Problem requirements
Using the listing below, copy every line that mentions "Hymn".

Available records

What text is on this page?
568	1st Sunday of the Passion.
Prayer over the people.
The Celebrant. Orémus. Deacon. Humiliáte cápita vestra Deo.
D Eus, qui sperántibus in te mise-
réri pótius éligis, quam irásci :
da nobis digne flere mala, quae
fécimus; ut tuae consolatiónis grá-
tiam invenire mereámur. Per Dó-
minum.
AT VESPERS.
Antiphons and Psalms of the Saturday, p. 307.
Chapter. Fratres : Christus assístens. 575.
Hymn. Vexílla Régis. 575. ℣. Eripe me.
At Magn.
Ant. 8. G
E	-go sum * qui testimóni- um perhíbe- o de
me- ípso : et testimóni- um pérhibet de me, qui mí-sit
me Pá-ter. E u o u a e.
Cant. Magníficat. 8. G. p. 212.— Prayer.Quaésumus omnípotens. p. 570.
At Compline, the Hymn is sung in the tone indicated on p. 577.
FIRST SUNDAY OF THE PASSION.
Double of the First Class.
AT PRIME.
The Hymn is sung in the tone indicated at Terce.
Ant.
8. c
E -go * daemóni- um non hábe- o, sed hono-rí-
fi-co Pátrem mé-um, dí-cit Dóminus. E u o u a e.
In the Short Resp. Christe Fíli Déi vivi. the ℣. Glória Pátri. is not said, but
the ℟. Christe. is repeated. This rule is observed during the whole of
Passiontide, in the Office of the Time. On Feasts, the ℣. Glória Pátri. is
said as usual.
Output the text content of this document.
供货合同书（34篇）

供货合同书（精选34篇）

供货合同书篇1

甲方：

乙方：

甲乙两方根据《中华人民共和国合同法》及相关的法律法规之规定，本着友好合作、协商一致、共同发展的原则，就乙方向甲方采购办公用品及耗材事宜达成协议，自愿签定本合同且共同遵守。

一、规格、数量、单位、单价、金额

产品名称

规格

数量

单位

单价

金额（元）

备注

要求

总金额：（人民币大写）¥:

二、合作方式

Full response
Hymn. Vexílla Régis. 575. ℣. Eripe me.
At Compline, the Hymn is sung in the tone indicated on p. 577.
The Hymn is sung in the tone indicated at Terce.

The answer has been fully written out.